The request.
Word for word, give the material below again, minus any images.

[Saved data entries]
- - -
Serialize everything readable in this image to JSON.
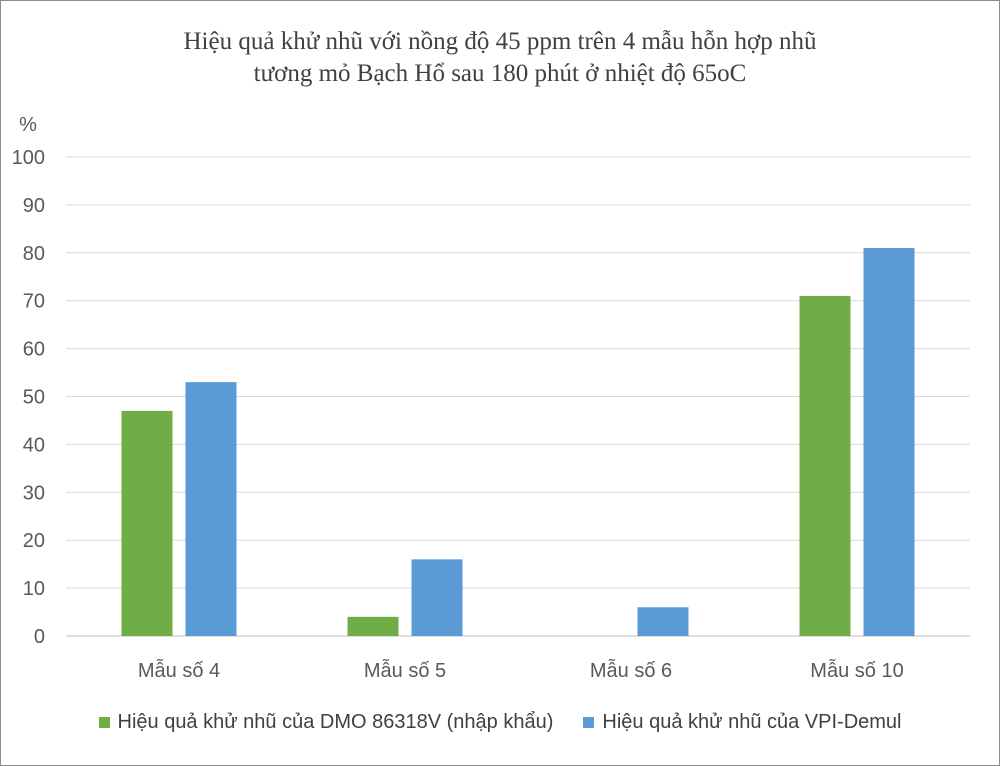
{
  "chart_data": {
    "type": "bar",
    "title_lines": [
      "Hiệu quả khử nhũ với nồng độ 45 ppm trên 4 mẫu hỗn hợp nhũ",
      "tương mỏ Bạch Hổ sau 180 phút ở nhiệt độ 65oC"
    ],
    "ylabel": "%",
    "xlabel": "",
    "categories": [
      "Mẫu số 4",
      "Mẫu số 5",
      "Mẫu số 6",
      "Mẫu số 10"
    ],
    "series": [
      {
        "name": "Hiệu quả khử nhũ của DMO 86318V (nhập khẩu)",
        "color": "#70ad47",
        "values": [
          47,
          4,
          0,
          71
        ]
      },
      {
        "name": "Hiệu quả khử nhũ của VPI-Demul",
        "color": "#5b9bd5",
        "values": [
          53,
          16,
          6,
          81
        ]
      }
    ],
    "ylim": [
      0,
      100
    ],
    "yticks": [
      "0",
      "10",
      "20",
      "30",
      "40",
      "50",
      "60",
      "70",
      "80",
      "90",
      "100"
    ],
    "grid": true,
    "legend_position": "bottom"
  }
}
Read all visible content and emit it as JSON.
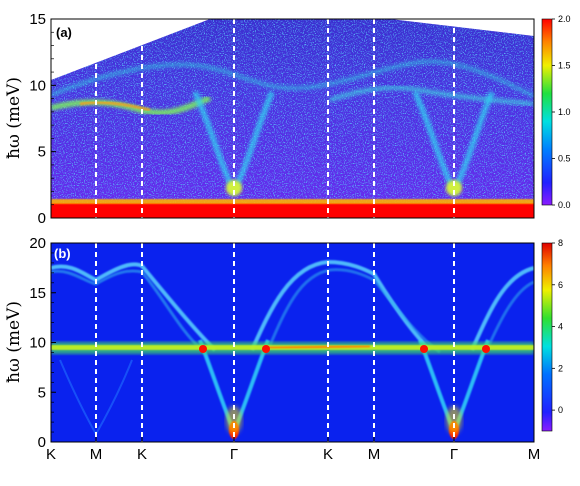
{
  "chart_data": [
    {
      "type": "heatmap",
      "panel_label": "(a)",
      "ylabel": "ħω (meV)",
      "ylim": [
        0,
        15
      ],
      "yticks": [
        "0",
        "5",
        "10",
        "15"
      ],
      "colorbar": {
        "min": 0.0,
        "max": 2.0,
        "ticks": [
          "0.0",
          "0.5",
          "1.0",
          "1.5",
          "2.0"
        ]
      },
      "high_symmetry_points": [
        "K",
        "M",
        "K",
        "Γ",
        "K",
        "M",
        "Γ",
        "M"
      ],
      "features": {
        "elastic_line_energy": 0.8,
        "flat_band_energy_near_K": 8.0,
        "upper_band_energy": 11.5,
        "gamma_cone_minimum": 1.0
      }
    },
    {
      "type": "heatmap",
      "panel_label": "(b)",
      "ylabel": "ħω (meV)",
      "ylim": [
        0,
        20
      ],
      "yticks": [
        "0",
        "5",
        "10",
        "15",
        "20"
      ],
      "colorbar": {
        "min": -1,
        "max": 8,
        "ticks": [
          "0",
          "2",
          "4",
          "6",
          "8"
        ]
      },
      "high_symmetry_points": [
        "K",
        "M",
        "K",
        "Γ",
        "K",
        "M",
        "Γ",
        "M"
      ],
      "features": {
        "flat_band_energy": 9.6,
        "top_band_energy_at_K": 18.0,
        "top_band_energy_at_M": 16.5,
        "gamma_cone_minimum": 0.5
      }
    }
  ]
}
- - -
Answer below.
Serialize everything readable in this image to JSON.
{
  "chart_data": {
    "type": "bar",
    "title_lines": [
      "Hiệu quả khử nhũ với nồng độ 45 ppm trên 4 mẫu hỗn hợp nhũ",
      "tương mỏ Bạch Hổ sau 180 phút ở nhiệt độ 65oC"
    ],
    "ylabel": "%",
    "xlabel": "",
    "categories": [
      "Mẫu số 4",
      "Mẫu số 5",
      "Mẫu số 6",
      "Mẫu số 10"
    ],
    "series": [
      {
        "name": "Hiệu quả khử nhũ của DMO 86318V (nhập khẩu)",
        "color": "#70ad47",
        "values": [
          47,
          4,
          0,
          71
        ]
      },
      {
        "name": "Hiệu quả khử nhũ của VPI-Demul",
        "color": "#5b9bd5",
        "values": [
          53,
          16,
          6,
          81
        ]
      }
    ],
    "ylim": [
      0,
      100
    ],
    "yticks": [
      "0",
      "10",
      "20",
      "30",
      "40",
      "50",
      "60",
      "70",
      "80",
      "90",
      "100"
    ],
    "grid": true,
    "legend_position": "bottom"
  }
}
Read all visible content and emit it as JSON.
{
  "chart_data": [
    {
      "type": "heatmap",
      "panel_label": "(a)",
      "ylabel": "ħω (meV)",
      "ylim": [
        0,
        15
      ],
      "yticks": [
        "0",
        "5",
        "10",
        "15"
      ],
      "colorbar": {
        "min": 0.0,
        "max": 2.0,
        "ticks": [
          "0.0",
          "0.5",
          "1.0",
          "1.5",
          "2.0"
        ]
      },
      "high_symmetry_points": [
        "K",
        "M",
        "K",
        "Γ",
        "K",
        "M",
        "Γ",
        "M"
      ],
      "features": {
        "elastic_line_energy": 0.8,
        "flat_band_energy_near_K": 8.0,
        "upper_band_energy": 11.5,
        "gamma_cone_minimum": 1.0
      }
    },
    {
      "type": "heatmap",
      "panel_label": "(b)",
      "ylabel": "ħω (meV)",
      "ylim": [
        0,
        20
      ],
      "yticks": [
        "0",
        "5",
        "10",
        "15",
        "20"
      ],
      "colorbar": {
        "min": -1,
        "max": 8,
        "ticks": [
          "0",
          "2",
          "4",
          "6",
          "8"
        ]
      },
      "high_symmetry_points": [
        "K",
        "M",
        "K",
        "Γ",
        "K",
        "M",
        "Γ",
        "M"
      ],
      "features": {
        "flat_band_energy": 9.6,
        "top_band_energy_at_K": 18.0,
        "top_band_energy_at_M": 16.5,
        "gamma_cone_minimum": 0.5
      }
    }
  ]
}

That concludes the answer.